### What you are asked to do:
For each line of the data below that holds "商场现代化", copy the line.

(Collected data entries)
----------

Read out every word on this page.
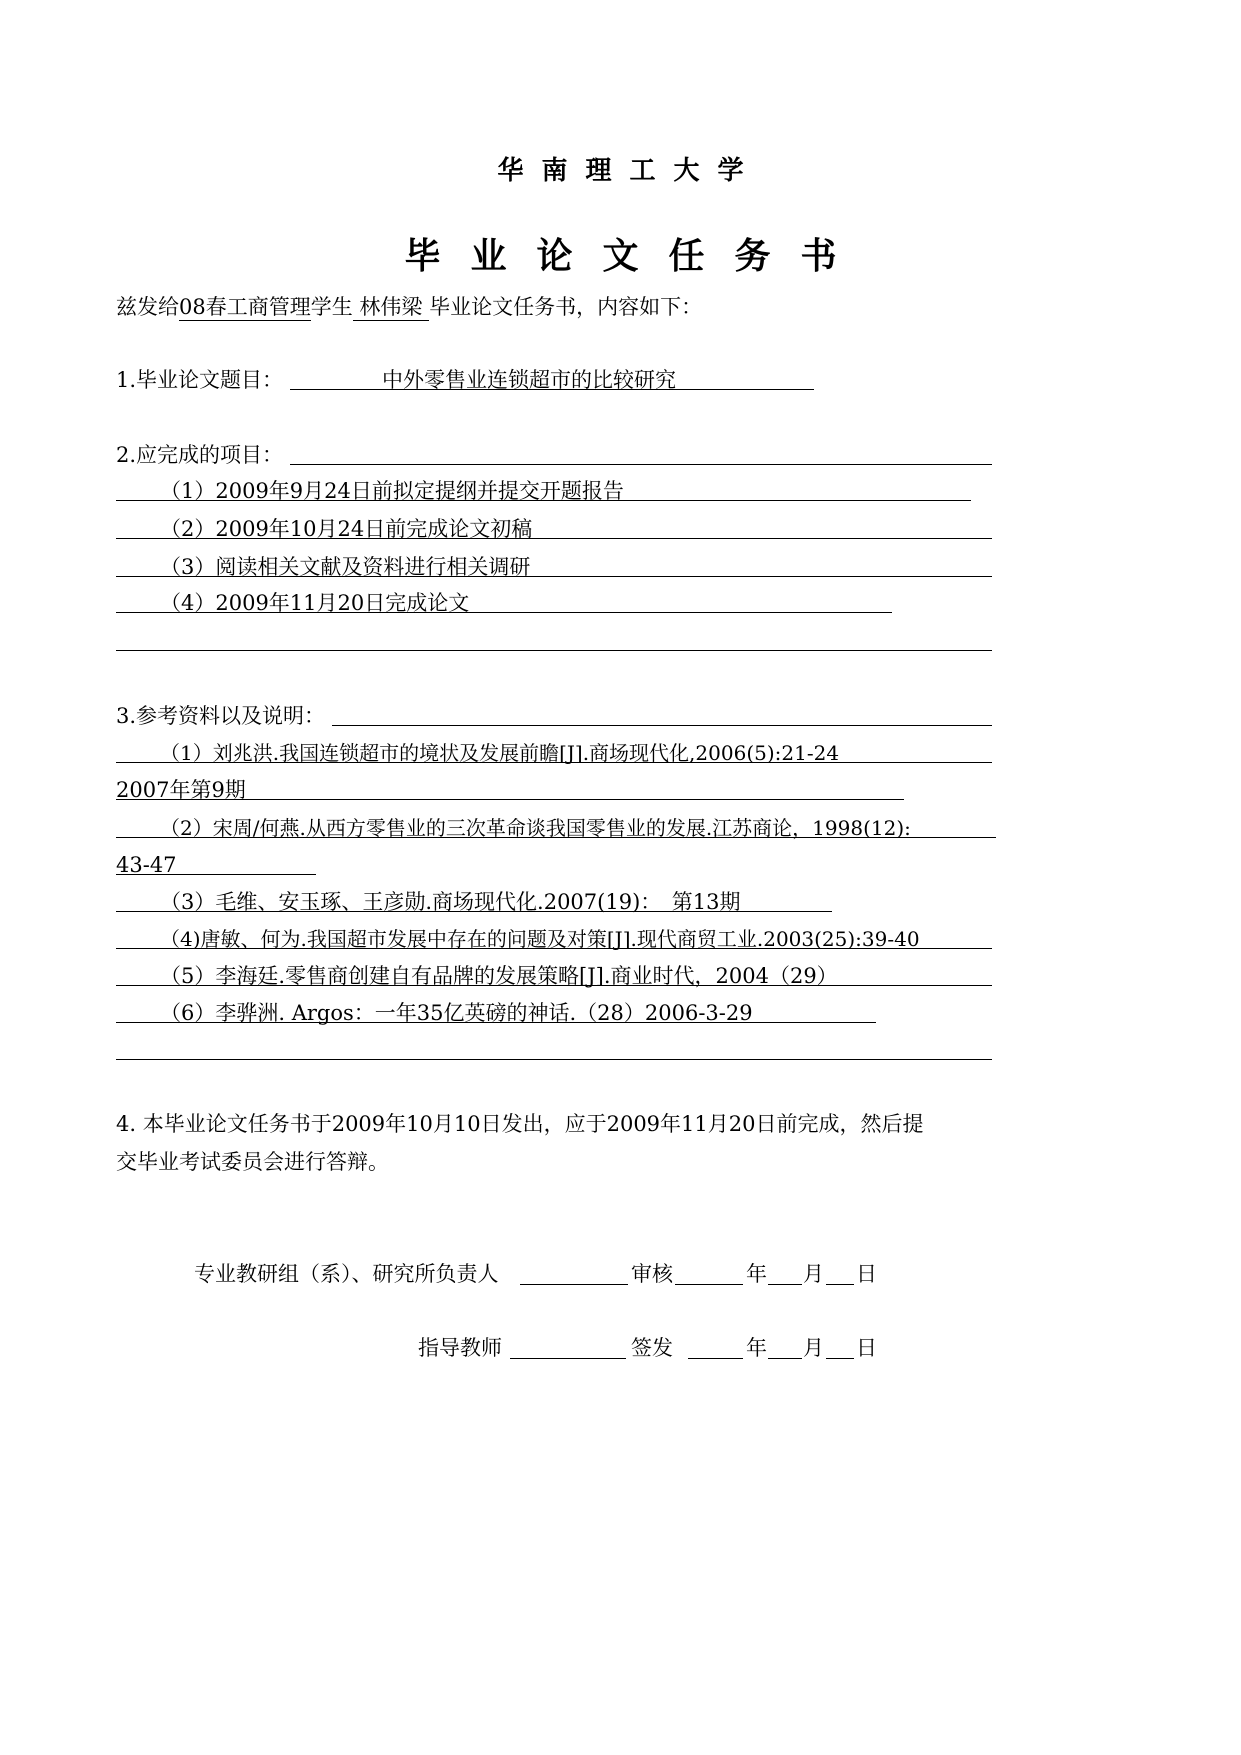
华南理工大学
毕业论文任务书
兹发给08春工商管理学生 林伟梁 毕业论文任务书，内容如下：
1.毕业论文题目：	中外零售业连锁超市的比较研究
2.应完成的项目：
（1）2009年9月24日前拟定提纲并提交开题报告
（2）2009年10月24日前完成论文初稿
（3）阅读相关文献及资料进行相关调研
（4）2009年11月20日完成论文
3.参考资料以及说明：
（1）刘兆洪.我国连锁超市的境状及发展前瞻[J].商场现代化,2006(5):21-24
2007年第9期
（2）宋周/何燕.从西方零售业的三次革命谈我国零售业的发展.江苏商论，1998(12):
43-47
（3）毛维、安玉琢、王彦勋.商场现代化.2007(19)：　第13期
（4)唐敏、何为.我国超市发展中存在的问题及对策[J].现代商贸工业.2003(25):39-40
（5）李海廷.零售商创建自有品牌的发展策略[J].商业时代，2004（29）
（6）李骅洲. Argos：一年35亿英磅的神话.（28）2006-3-29
4. 本毕业论文任务书于2009年10月10日发出，应于2009年11月20日前完成，然后提
交毕业考试委员会进行答辩。
专业教研组（系）、研究所负责人	审核	年 月 日
指导教师	签发	年 月 日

----------

### Finished exercise:
（1）刘兆洪.我国连锁超市的境状及发展前瞻[J].商场现代化,2006(5):21-24
（3）毛维、安玉琢、王彦勋.商场现代化.2007(19)：　第13期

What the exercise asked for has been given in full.